_The exercise_:
Records follow. Select each line holding "armado".

....

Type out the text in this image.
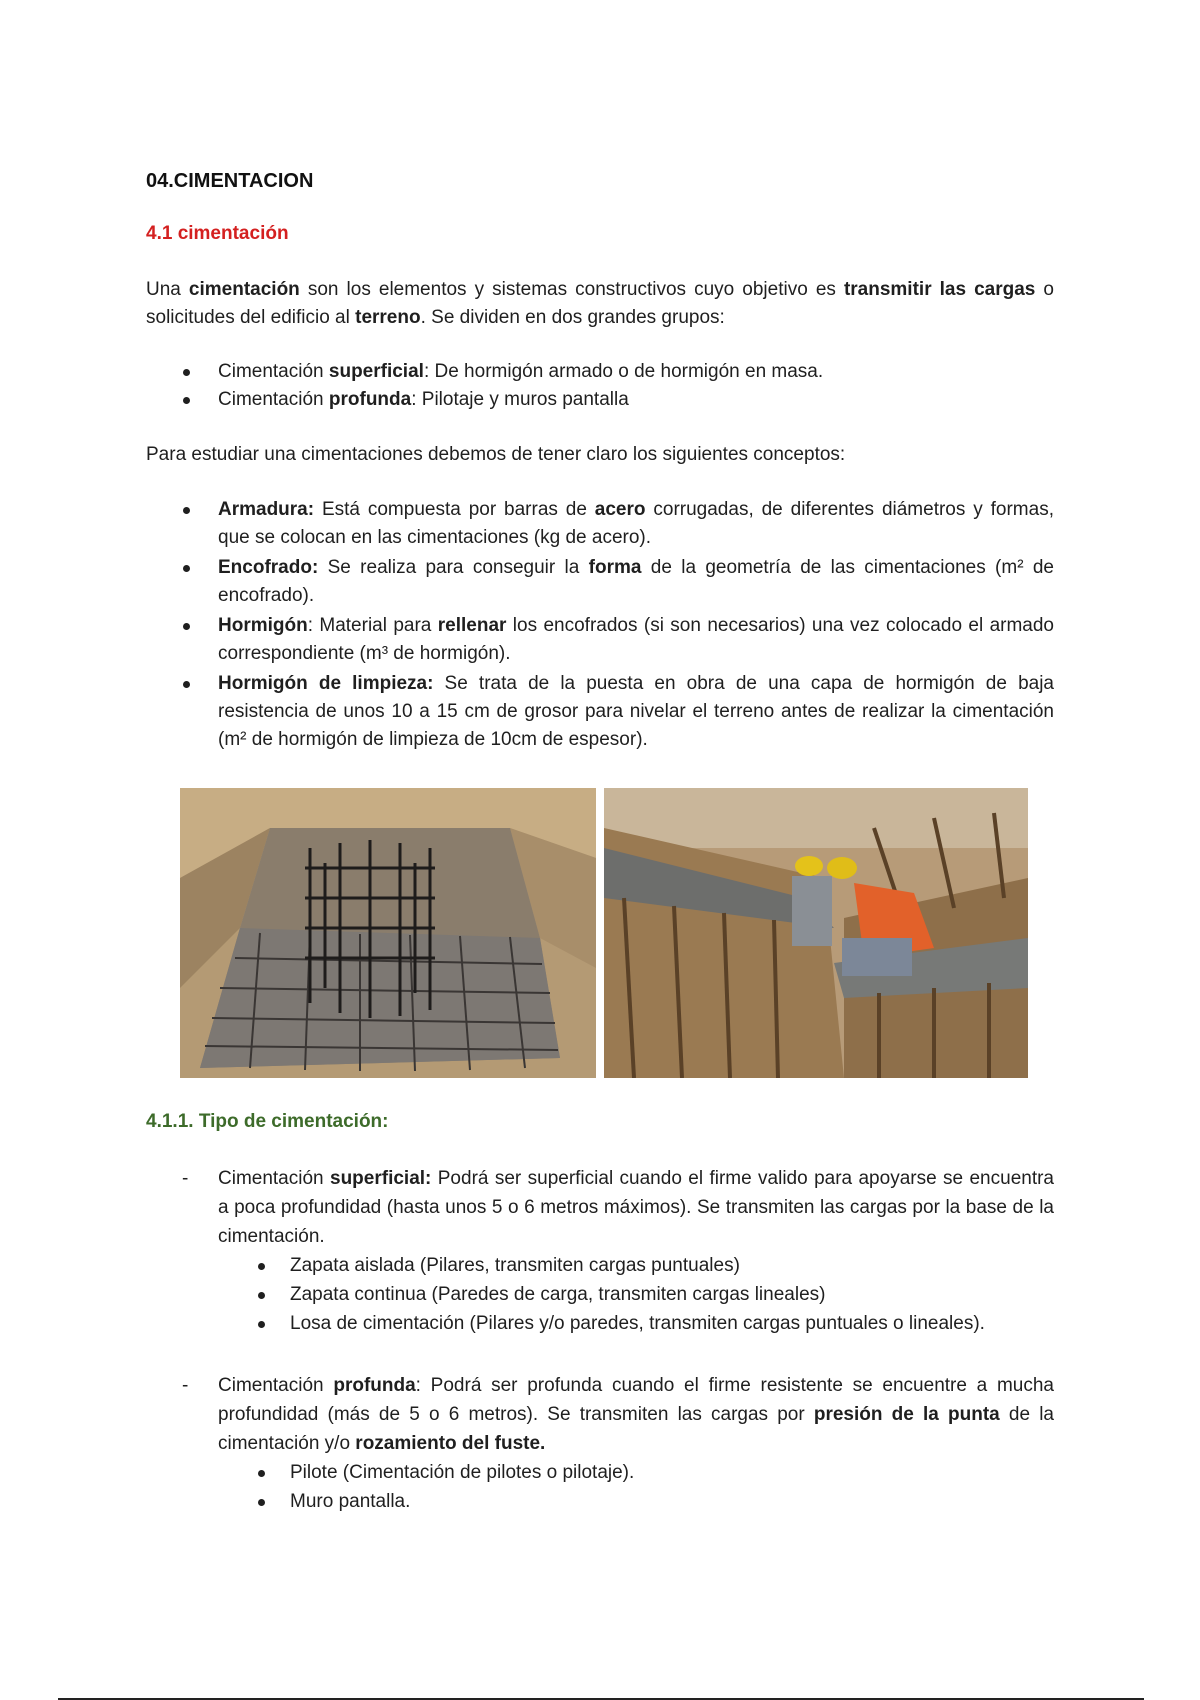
04.CIMENTACION
4.1 cimentación
Una cimentación son los elementos y sistemas constructivos cuyo objetivo es transmitir las cargas o solicitudes del edificio al terreno. Se dividen en dos grandes grupos:
Cimentación superficial: De hormigón armado o de hormigón en masa.
Cimentación profunda: Pilotaje y muros pantalla
Para estudiar una cimentaciones debemos de tener claro los siguientes conceptos:
Armadura: Está compuesta por barras de acero corrugadas, de diferentes diámetros y formas, que se colocan en las cimentaciones (kg de acero).
Encofrado: Se realiza para conseguir la forma de la geometría de las cimentaciones (m² de encofrado).
Hormigón: Material para rellenar los encofrados (si son necesarios) una vez colocado el armado correspondiente (m³ de hormigón).
Hormigón de limpieza: Se trata de la puesta en obra de una capa de hormigón de baja resistencia de unos 10 a 15 cm de grosor para nivelar el terreno antes de realizar la cimentación (m² de hormigón de limpieza de 10cm de espesor).
4.1.1. Tipo de cimentación:
- Cimentación superficial: Podrá ser superficial cuando el firme valido para apoyarse se encuentra a poca profundidad (hasta unos 5 o 6 metros máximos). Se transmiten las cargas por la base de la cimentación.
Zapata aislada (Pilares, transmiten cargas puntuales)
Zapata continua (Paredes de carga, transmiten cargas lineales)
Losa de cimentación (Pilares y/o paredes, transmiten cargas puntuales o lineales).
- Cimentación profunda: Podrá ser profunda cuando el firme resistente se encuentre a mucha profundidad (más de 5 o 6 metros). Se transmiten las cargas por presión de la punta de la cimentación y/o rozamiento del fuste.
Pilote (Cimentación de pilotes o pilotaje).
Muro pantalla.
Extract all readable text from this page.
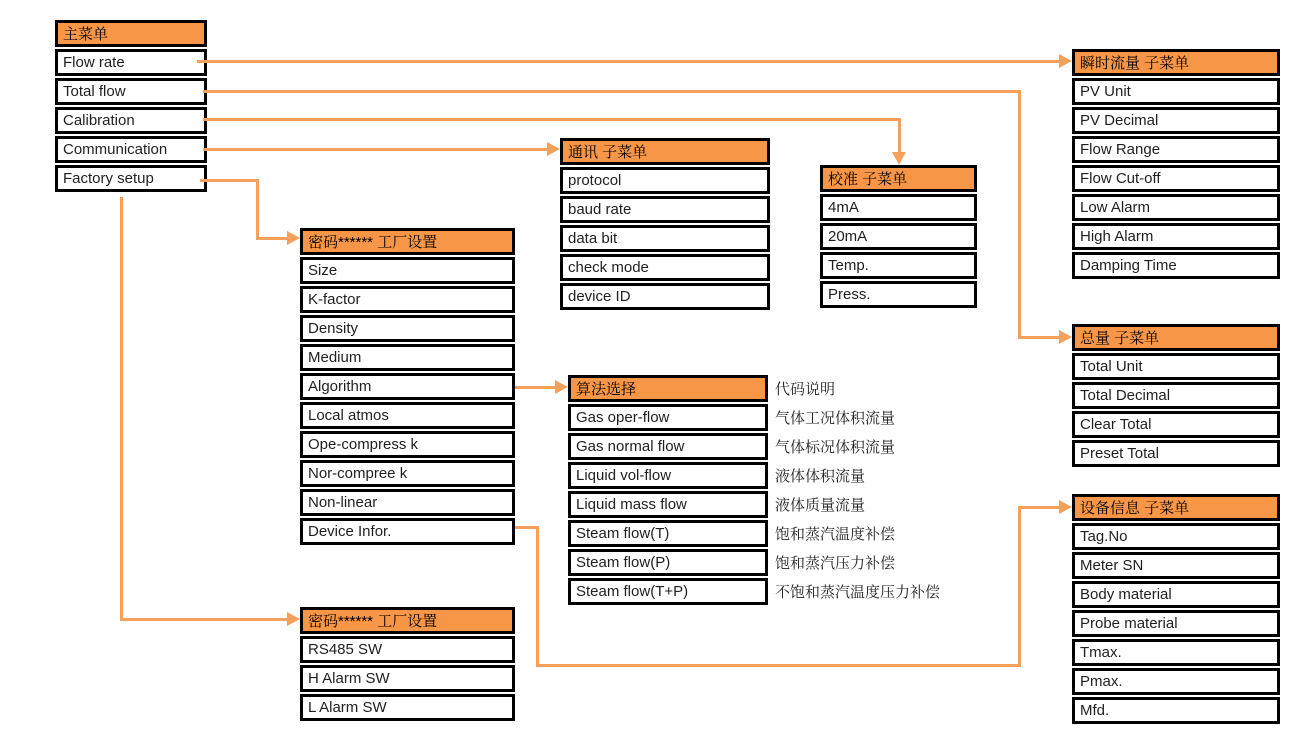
主菜单
Flow rate
Total flow
Calibration
Communication
Factory setup
密码****** 工厂设置
Size
K-factor
Density
Medium
Algorithm
Local atmos
Ope-compress k
Nor-compree k
Non-linear
Device Infor.
通讯 子菜单
protocol
baud rate
data bit
check mode
device ID
校准 子菜单
4mA
20mA
Temp.
Press.
瞬时流量 子菜单
PV Unit
PV Decimal
Flow Range
Flow Cut-off
Low Alarm
High Alarm
Damping Time
总量 子菜单
Total Unit
Total Decimal
Clear Total
Preset Total
算法选择
Gas oper-flow
Gas normal flow
Liquid vol-flow
Liquid mass flow
Steam flow(T)
Steam flow(P)
Steam flow(T+P)
代码说明
气体工况体积流量
气体标况体积流量
液体体积流量
液体质量流量
饱和蒸汽温度补偿
饱和蒸汽压力补偿
不饱和蒸汽温度压力补偿
设备信息 子菜单
Tag.No
Meter SN
Body material
Probe material
Tmax.
Pmax.
Mfd.
密码****** 工厂设置
RS485 SW
H Alarm SW
L Alarm SW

....

_Exercise response_:
Cimentación superficial: De hormigón armado o de hormigón en masa.
Hormigón: Material para rellenar los encofrados (si son necesarios) una vez colocado el armado correspondiente (m³ de hormigón).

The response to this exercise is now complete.